• Your task:
Track down the lines that contain "Zamawiającego" and copy them.

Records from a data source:
§
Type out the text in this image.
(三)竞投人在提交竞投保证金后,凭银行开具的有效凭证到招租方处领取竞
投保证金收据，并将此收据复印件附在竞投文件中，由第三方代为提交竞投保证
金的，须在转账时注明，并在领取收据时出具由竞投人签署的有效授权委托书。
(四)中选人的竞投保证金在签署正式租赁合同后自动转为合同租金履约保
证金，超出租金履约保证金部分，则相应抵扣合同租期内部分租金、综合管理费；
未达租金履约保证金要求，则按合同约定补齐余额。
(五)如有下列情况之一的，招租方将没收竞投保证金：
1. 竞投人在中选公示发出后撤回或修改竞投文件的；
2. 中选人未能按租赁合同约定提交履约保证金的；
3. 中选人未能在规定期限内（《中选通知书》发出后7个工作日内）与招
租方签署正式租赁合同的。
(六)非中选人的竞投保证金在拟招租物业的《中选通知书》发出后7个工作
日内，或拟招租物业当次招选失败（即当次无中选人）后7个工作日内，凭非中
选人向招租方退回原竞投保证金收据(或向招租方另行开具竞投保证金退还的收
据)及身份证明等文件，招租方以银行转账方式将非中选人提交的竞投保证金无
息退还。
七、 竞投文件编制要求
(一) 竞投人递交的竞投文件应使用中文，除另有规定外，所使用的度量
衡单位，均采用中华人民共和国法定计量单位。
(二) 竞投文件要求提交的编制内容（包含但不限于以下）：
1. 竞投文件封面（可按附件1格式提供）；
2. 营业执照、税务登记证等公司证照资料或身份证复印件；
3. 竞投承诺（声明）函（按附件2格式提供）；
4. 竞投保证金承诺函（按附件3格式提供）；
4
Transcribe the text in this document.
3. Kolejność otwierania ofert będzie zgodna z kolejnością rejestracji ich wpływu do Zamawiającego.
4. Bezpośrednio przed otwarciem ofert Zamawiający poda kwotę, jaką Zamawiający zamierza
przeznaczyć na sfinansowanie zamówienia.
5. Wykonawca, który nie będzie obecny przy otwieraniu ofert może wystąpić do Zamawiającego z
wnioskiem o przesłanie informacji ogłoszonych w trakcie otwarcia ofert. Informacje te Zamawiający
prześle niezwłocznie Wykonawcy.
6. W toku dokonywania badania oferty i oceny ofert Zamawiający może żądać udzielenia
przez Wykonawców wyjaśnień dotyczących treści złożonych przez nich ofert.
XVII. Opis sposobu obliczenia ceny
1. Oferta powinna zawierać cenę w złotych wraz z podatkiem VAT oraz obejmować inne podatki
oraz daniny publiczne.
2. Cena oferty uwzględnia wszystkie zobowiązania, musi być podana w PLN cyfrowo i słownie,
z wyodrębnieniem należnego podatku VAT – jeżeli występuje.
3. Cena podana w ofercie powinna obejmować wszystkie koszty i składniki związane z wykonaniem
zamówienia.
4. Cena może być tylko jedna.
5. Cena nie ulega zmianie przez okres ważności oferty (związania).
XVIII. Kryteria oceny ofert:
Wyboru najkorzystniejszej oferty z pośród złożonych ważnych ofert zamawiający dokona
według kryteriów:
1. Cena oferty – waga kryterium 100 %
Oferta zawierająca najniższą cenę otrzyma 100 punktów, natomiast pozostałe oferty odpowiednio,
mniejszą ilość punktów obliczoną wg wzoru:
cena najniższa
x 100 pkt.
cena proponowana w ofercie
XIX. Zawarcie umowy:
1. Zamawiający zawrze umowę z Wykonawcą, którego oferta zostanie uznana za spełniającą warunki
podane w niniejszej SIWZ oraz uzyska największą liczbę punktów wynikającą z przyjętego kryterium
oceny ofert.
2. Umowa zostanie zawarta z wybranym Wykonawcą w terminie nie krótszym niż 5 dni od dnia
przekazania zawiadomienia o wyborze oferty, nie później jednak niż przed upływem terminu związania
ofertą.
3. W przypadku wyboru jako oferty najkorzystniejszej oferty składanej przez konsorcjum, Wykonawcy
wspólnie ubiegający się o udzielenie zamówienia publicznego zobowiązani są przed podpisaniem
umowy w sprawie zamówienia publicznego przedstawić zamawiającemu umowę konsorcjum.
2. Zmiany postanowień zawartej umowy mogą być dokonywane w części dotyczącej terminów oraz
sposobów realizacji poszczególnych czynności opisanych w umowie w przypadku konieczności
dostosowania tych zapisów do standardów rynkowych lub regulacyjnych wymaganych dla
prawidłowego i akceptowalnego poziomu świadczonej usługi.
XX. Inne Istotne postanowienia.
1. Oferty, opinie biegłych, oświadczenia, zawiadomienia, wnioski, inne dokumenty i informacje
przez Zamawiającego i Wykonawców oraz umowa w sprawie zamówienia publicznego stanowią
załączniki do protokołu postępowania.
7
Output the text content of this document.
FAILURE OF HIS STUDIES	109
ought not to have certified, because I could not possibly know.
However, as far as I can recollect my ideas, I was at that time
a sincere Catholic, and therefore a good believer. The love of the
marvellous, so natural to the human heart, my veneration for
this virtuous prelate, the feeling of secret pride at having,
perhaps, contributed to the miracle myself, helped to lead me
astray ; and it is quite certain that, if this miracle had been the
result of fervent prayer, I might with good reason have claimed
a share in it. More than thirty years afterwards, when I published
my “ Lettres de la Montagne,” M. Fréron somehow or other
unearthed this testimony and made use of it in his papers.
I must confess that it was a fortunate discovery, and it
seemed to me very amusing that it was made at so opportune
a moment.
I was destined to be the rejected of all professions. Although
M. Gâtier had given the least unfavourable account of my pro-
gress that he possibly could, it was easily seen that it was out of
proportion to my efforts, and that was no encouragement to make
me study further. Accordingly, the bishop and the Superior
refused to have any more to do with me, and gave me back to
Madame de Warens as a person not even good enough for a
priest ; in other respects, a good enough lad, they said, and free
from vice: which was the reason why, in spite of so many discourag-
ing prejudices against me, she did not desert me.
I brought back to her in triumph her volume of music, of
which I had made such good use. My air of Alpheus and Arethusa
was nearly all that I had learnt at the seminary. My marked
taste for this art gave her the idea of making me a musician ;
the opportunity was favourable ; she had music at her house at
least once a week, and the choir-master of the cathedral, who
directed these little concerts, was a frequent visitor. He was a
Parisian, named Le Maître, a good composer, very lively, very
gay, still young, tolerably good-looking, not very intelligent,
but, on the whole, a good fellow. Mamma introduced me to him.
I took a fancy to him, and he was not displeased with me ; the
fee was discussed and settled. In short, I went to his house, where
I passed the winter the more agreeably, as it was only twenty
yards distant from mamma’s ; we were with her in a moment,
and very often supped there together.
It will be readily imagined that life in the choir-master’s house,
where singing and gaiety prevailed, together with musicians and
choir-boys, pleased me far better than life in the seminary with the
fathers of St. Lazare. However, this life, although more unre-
§
• Response to this exercise:
3. Kolejność otwierania ofert będzie zgodna z kolejnością rejestracji ich wpływu do Zamawiającego.
5. Wykonawca, który nie będzie obecny przy otwieraniu ofert może wystąpić do Zamawiającego z
przez Zamawiającego i Wykonawców oraz umowa w sprawie zamówienia publicznego stanowią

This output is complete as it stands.